EXERCISE AIM: Exclude the pictures and retype the entries as written.

Recorded data:
==============================
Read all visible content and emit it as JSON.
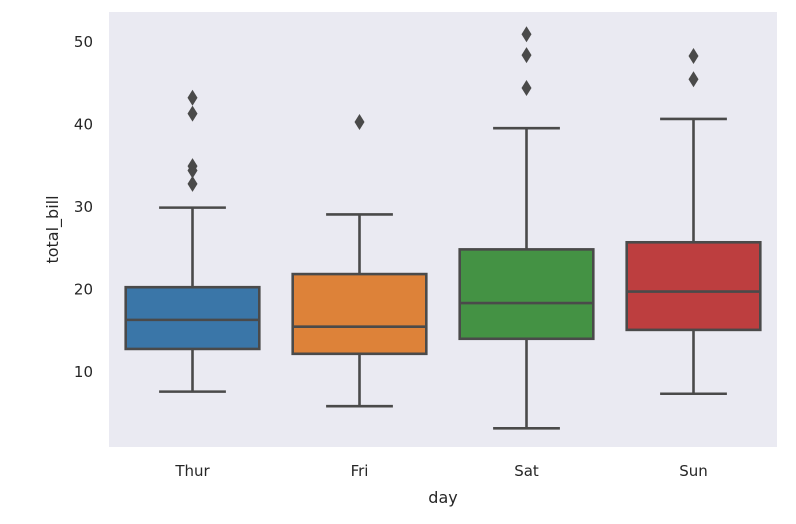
{
  "chart_data": {
    "type": "box",
    "xlabel": "day",
    "ylabel": "total_bill",
    "ylim": [
      0.8,
      53.5
    ],
    "yticks": [
      10,
      20,
      30,
      40,
      50
    ],
    "grid": false,
    "background": "#eaeaf2",
    "line_color": "#4a4a4a",
    "categories": [
      "Thur",
      "Fri",
      "Sat",
      "Sun"
    ],
    "boxes": [
      {
        "category": "Thur",
        "color": "#3a76a8",
        "whislo": 7.51,
        "q1": 12.68,
        "med": 16.2,
        "q3": 20.16,
        "whishi": 29.8,
        "fliers": [
          32.68,
          34.3,
          34.83,
          41.19,
          43.11
        ]
      },
      {
        "category": "Fri",
        "color": "#dd8239",
        "whislo": 5.75,
        "q1": 12.09,
        "med": 15.38,
        "q3": 21.75,
        "whishi": 28.97,
        "fliers": [
          40.17
        ]
      },
      {
        "category": "Sat",
        "color": "#449244",
        "whislo": 3.07,
        "q1": 13.91,
        "med": 18.24,
        "q3": 24.74,
        "whishi": 39.42,
        "fliers": [
          44.3,
          48.27,
          50.81
        ]
      },
      {
        "category": "Sun",
        "color": "#bd3e3f",
        "whislo": 7.25,
        "q1": 14.99,
        "med": 19.63,
        "q3": 25.6,
        "whishi": 40.55,
        "fliers": [
          45.35,
          48.17
        ]
      }
    ]
  }
}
==============================
SOLUTION FOR THIS PROBLEM:
Read all visible content and emit it as JSON.
{
  "chart_data": {
    "type": "box",
    "xlabel": "day",
    "ylabel": "total_bill",
    "ylim": [
      0.8,
      53.5
    ],
    "yticks": [
      10,
      20,
      30,
      40,
      50
    ],
    "grid": false,
    "background": "#eaeaf2",
    "line_color": "#4a4a4a",
    "categories": [
      "Thur",
      "Fri",
      "Sat",
      "Sun"
    ],
    "boxes": [
      {
        "category": "Thur",
        "color": "#3a76a8",
        "whislo": 7.51,
        "q1": 12.68,
        "med": 16.2,
        "q3": 20.16,
        "whishi": 29.8,
        "fliers": [
          32.68,
          34.3,
          34.83,
          41.19,
          43.11
        ]
      },
      {
        "category": "Fri",
        "color": "#dd8239",
        "whislo": 5.75,
        "q1": 12.09,
        "med": 15.38,
        "q3": 21.75,
        "whishi": 28.97,
        "fliers": [
          40.17
        ]
      },
      {
        "category": "Sat",
        "color": "#449244",
        "whislo": 3.07,
        "q1": 13.91,
        "med": 18.24,
        "q3": 24.74,
        "whishi": 39.42,
        "fliers": [
          44.3,
          48.27,
          50.81
        ]
      },
      {
        "category": "Sun",
        "color": "#bd3e3f",
        "whislo": 7.25,
        "q1": 14.99,
        "med": 19.63,
        "q3": 25.6,
        "whishi": 40.55,
        "fliers": [
          45.35,
          48.17
        ]
      }
    ]
  }
}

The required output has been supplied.